++++ Listing ++++

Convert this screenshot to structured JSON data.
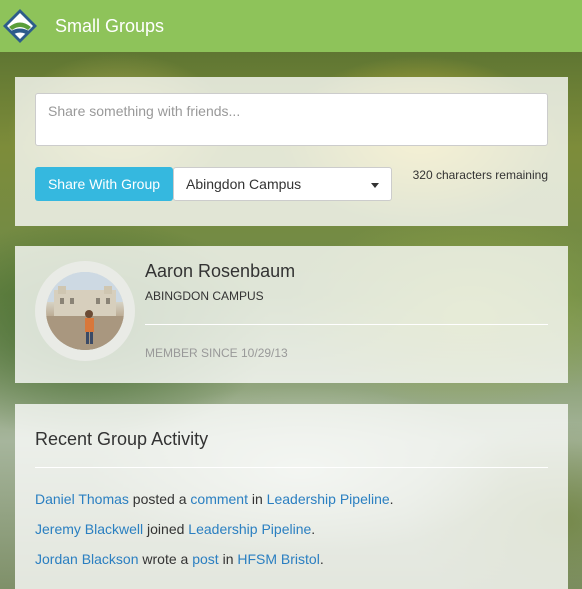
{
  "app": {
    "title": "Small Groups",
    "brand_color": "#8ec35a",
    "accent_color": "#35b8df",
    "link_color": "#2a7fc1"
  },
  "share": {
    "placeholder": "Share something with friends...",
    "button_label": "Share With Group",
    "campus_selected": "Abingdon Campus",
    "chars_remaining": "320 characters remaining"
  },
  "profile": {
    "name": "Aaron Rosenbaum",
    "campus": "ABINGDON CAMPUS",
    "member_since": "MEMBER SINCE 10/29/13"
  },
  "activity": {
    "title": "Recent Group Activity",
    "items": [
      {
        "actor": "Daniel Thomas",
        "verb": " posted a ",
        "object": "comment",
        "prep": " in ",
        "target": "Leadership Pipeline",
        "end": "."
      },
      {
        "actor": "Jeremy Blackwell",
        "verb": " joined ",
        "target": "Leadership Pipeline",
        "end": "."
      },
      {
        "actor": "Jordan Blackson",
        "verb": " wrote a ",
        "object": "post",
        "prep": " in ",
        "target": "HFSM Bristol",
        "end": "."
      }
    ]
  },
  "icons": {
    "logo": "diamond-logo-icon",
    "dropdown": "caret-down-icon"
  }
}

++++

◆ **The problem**: Each line in the records above should be reproduced exactly; images are not copied.

◆ **Completed exercise**:
Convert this screenshot to structured JSON data.
{
  "app": {
    "title": "Small Groups",
    "brand_color": "#8ec35a",
    "accent_color": "#35b8df",
    "link_color": "#2a7fc1"
  },
  "share": {
    "placeholder": "Share something with friends...",
    "button_label": "Share With Group",
    "campus_selected": "Abingdon Campus",
    "chars_remaining": "320 characters remaining"
  },
  "profile": {
    "name": "Aaron Rosenbaum",
    "campus": "ABINGDON CAMPUS",
    "member_since": "MEMBER SINCE 10/29/13"
  },
  "activity": {
    "title": "Recent Group Activity",
    "items": [
      {
        "actor": "Daniel Thomas",
        "verb": " posted a ",
        "object": "comment",
        "prep": " in ",
        "target": "Leadership Pipeline",
        "end": "."
      },
      {
        "actor": "Jeremy Blackwell",
        "verb": " joined ",
        "target": "Leadership Pipeline",
        "end": "."
      },
      {
        "actor": "Jordan Blackson",
        "verb": " wrote a ",
        "object": "post",
        "prep": " in ",
        "target": "HFSM Bristol",
        "end": "."
      }
    ]
  },
  "icons": {
    "logo": "diamond-logo-icon",
    "dropdown": "caret-down-icon"
  }
}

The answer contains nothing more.